>>>>
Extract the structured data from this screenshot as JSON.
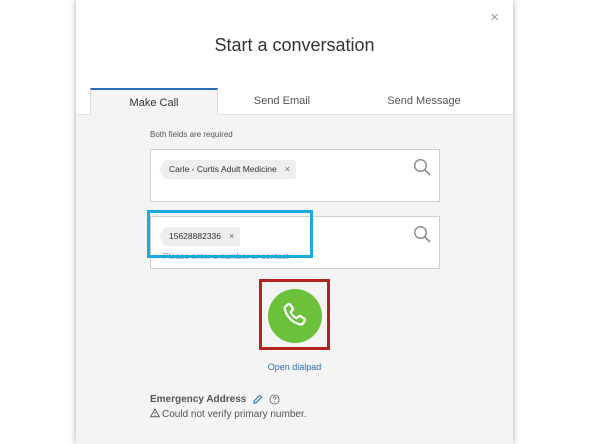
{
  "dialog": {
    "title": "Start a conversation",
    "close_label": "×"
  },
  "tabs": [
    {
      "label": "Make Call",
      "active": true
    },
    {
      "label": "Send Email",
      "active": false
    },
    {
      "label": "Send Message",
      "active": false
    }
  ],
  "form": {
    "required_note": "Both fields are required",
    "contact_chip": "Carle - Curtis Adult Medicine",
    "number_chip": "15628882336",
    "number_placeholder": "Please enter a number or contact",
    "chip_remove": "×"
  },
  "call_button": {
    "icon": "phone-icon",
    "color": "#6cc13b"
  },
  "open_dialpad": "Open dialpad",
  "emergency": {
    "label": "Emergency Address",
    "warning": "Could not verify primary number."
  },
  "annotations": {
    "blue_box_color": "#1ba9e1",
    "red_box_color": "#b5231f"
  }
}
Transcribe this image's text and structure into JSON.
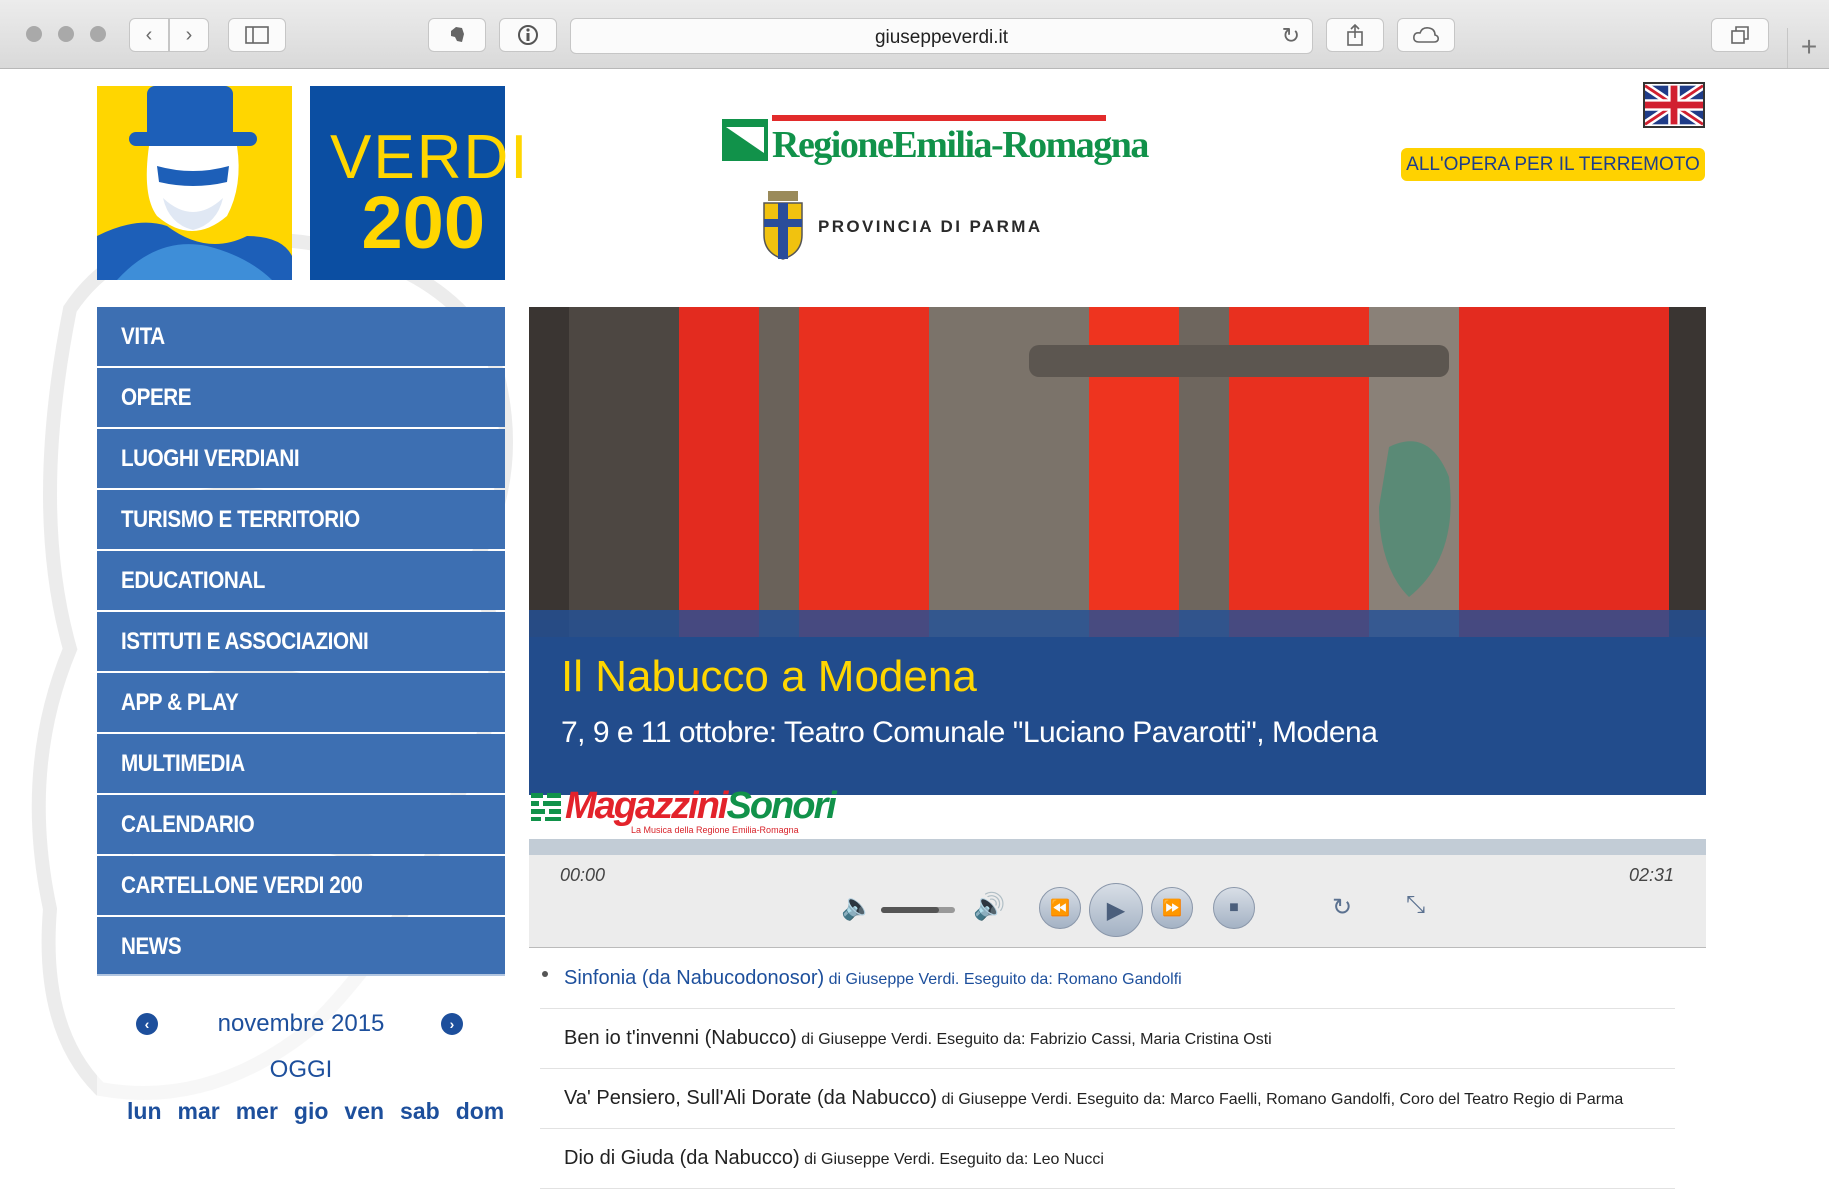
{
  "browser": {
    "url": "giuseppeverdi.it",
    "back_icon": "chevron-left-icon",
    "forward_icon": "chevron-right-icon"
  },
  "header": {
    "logo_verdi": "VERDI",
    "logo_number": "200",
    "region_name": "RegioneEmilia-Romagna",
    "province_name": "PROVINCIA DI PARMA",
    "earthquake_button": "ALL'OPERA PER IL TERREMOTO"
  },
  "menu": {
    "items": [
      {
        "label": "VITA"
      },
      {
        "label": "OPERE"
      },
      {
        "label": "LUOGHI VERDIANI"
      },
      {
        "label": "TURISMO E TERRITORIO"
      },
      {
        "label": "EDUCATIONAL"
      },
      {
        "label": "ISTITUTI E ASSOCIAZIONI"
      },
      {
        "label": "APP & PLAY"
      },
      {
        "label": "MULTIMEDIA"
      },
      {
        "label": "CALENDARIO"
      },
      {
        "label": "CARTELLONE VERDI 200"
      },
      {
        "label": "NEWS"
      }
    ]
  },
  "calendar": {
    "month": "novembre 2015",
    "today": "OGGI",
    "days": [
      "lun",
      "mar",
      "mer",
      "gio",
      "ven",
      "sab",
      "dom"
    ]
  },
  "hero": {
    "title": "Il Nabucco a Modena",
    "subtitle": "7, 9 e 11 ottobre: Teatro Comunale \"Luciano Pavarotti\", Modena"
  },
  "magazzini": {
    "name_part1": "Magazzini",
    "name_part2": "Sonori",
    "tagline": "La Musica della Regione Emilia-Romagna"
  },
  "player": {
    "current_time": "00:00",
    "duration": "02:31",
    "volume_level": 0.78
  },
  "playlist": [
    {
      "title": "Sinfonia (da Nabucodonosor)",
      "meta": "di Giuseppe Verdi. Eseguito da: Romano Gandolfi",
      "active": true
    },
    {
      "title": "Ben io t'invenni (Nabucco)",
      "meta": "di Giuseppe Verdi. Eseguito da: Fabrizio Cassi, Maria Cristina Osti",
      "active": false
    },
    {
      "title": "Va' Pensiero, Sull'Ali Dorate (da Nabucco)",
      "meta": "di Giuseppe Verdi. Eseguito da: Marco Faelli, Romano Gandolfi, Coro del Teatro Regio di Parma",
      "active": false
    },
    {
      "title": "Dio di Giuda (da Nabucco)",
      "meta": "di Giuseppe Verdi. Eseguito da: Leo Nucci",
      "active": false
    }
  ],
  "colors": {
    "menu_blue": "#3d6fb2",
    "accent_yellow": "#ffd600",
    "link_blue": "#1d4f9c"
  }
}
<<<<
_Set exercise_.
Report all lines of the material that contain the word "meta".

_Exercise answer_.
      "meta": "di Giuseppe Verdi. Eseguito da: Romano Gandolfi",
      "meta": "di Giuseppe Verdi. Eseguito da: Fabrizio Cassi, Maria Cristina Osti",
      "meta": "di Giuseppe Verdi. Eseguito da: Marco Faelli, Romano Gandolfi, Coro del Teatro Regio di Parma",
      "meta": "di Giuseppe Verdi. Eseguito da: Leo Nucci",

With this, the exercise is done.